> _以下の課題_
A - 米テック企業の大量解雇についての文章によると、2022年12月の米国の失業率は何%だったか。
B - 米テック企業の大量解雇についての文章のうち、「多くの企業がリストラを行うこ」から「一方で、IT業界の雇用情勢は異なる動きを見せている。」までを、その両端も含めて一字も変えずに書き写すこと。
### 提示された文章 ###
米国のIT業界では大手テック企業を中心に、2022年から大規模な従業員の解雇が続々と進められている。そうした大量解雇の動きは業界を越え、金融業界にも広がり始めているという。

多くの企業がリストラを行うこの状況には、どのような背景があるのだろうか。人員削減が株価に与える影響を交えて解説していく。

アマゾン、メタ、ツイッター…大手テック企業が大量解雇を実施

米労働省が発表した2022年12月のデータでは、国全体の雇用情勢を知るうえで重要視される「非農業部門就業者数(雇用者数)」が前月から約22万3000人増加。失業率は約50年ぶりの低水準となる3.5%を記録した。不安定な世界情勢ではありながらも、米国内の雇用は安定傾向にあると考えられる。

一方で、IT業界の雇用情勢は異なる動きを見せている。

2023年1月、アマゾンが約1万8000人以上もの従業員を解雇する計画を発表して大きな話題となった。これまでのIT業界の歴史において最大規模の人員削減である。

FacebookやInstagramを運営するメタは、2022年11月時点で創業以来最大規模となる約1万1000人の解雇に踏み切ることを発表。同じくSNS大手のツイッターでは、テスラのCEOイーロン・マスク氏による買収後に、約3700名の社員が解雇されたことも記憶に新しい。

それ以外にも、グーグルは約1万2000人、マイクロソフトは約1万人、セールスフォースは約8000人と、米国を代表する大手テック企業が続々と人員削減計画を発表した。大手企業を中心に、多くのIT企業で従業員の解雇が進められている。

1000社を超えるテック系企業の解雇情報をまとめるwebサイト「Layoffs.fyi」では、2022年11月から2023年1月の期間中、全世界で12万人以上が解雇されたというデータが公開された。IT企業の雇用状況は深刻な状況にあると見られている。
### データセットの行 ###
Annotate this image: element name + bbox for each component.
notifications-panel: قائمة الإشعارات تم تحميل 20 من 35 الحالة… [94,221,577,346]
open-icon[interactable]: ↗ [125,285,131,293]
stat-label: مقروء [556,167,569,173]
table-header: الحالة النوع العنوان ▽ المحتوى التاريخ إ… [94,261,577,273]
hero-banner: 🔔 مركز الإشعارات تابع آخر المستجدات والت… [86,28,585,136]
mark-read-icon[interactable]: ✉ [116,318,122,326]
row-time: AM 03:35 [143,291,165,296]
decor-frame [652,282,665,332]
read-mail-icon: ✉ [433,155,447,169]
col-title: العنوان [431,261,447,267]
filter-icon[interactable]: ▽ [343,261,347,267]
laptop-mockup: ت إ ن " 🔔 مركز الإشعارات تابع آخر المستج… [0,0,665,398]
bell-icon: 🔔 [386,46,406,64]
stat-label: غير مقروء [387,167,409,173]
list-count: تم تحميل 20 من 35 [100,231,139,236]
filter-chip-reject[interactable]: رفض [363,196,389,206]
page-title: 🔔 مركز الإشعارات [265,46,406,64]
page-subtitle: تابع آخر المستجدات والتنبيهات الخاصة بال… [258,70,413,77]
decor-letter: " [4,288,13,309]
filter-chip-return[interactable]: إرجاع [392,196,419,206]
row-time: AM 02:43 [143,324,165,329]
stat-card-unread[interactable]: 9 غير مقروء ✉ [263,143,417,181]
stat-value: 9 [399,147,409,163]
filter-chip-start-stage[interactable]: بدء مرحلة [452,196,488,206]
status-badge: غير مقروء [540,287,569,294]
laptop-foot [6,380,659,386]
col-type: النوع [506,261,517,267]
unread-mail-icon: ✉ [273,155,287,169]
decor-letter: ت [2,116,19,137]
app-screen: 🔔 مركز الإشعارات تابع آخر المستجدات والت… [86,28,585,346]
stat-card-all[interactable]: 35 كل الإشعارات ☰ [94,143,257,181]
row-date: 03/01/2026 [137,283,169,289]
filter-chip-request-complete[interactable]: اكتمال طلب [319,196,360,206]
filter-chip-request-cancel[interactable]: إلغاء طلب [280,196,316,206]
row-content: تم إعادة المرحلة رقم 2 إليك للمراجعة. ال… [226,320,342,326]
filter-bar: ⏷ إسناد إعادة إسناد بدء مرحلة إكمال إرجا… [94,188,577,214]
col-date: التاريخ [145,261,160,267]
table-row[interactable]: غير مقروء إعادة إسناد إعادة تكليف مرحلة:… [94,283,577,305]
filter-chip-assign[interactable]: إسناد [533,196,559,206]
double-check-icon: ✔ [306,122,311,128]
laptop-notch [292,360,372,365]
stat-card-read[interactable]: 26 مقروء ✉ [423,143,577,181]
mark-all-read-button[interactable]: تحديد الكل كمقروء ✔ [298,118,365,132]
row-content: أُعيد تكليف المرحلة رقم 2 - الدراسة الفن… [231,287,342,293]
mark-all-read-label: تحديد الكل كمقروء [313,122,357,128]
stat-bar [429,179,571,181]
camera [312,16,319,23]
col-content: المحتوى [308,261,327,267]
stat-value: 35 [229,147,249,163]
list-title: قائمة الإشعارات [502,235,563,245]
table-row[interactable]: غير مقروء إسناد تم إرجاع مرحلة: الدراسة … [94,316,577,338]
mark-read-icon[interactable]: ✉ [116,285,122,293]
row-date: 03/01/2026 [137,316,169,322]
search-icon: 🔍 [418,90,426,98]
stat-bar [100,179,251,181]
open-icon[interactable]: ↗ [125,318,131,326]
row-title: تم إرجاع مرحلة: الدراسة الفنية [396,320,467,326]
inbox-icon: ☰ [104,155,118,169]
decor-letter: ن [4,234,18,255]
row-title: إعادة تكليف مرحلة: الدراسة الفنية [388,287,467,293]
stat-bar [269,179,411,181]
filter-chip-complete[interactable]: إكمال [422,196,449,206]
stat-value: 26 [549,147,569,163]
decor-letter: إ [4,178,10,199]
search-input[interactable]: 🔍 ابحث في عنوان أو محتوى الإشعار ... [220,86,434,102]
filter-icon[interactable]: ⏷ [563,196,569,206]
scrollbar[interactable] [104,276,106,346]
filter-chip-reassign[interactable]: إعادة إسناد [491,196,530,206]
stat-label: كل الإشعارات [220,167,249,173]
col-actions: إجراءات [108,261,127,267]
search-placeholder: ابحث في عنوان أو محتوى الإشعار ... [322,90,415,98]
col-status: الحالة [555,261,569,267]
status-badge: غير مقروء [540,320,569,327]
###
> _解答一覧_
A - 3.5%で、約50年ぶりの低水準だった。

B -
多くの企業がリストラを行うこの状況には、どのような背景があるのだろうか。人員削減が株価に与える影響を交えて解説していく。

アマゾン、メタ、ツイッター…大手テック企業が大量解雇を実施

米労働省が発表した2022年12月のデータでは、国全体の雇用情勢を知るうえで重要視される「非農業部門就業者数(雇用者数)」が前月から約22万3000人増加。失業率は約50年ぶりの低水準となる3.5%を記録した。不安定な世界情勢ではありながらも、米国内の雇用は安定傾向にあると考えられる。

一方で、IT業界の雇用情勢は異なる動きを見せている。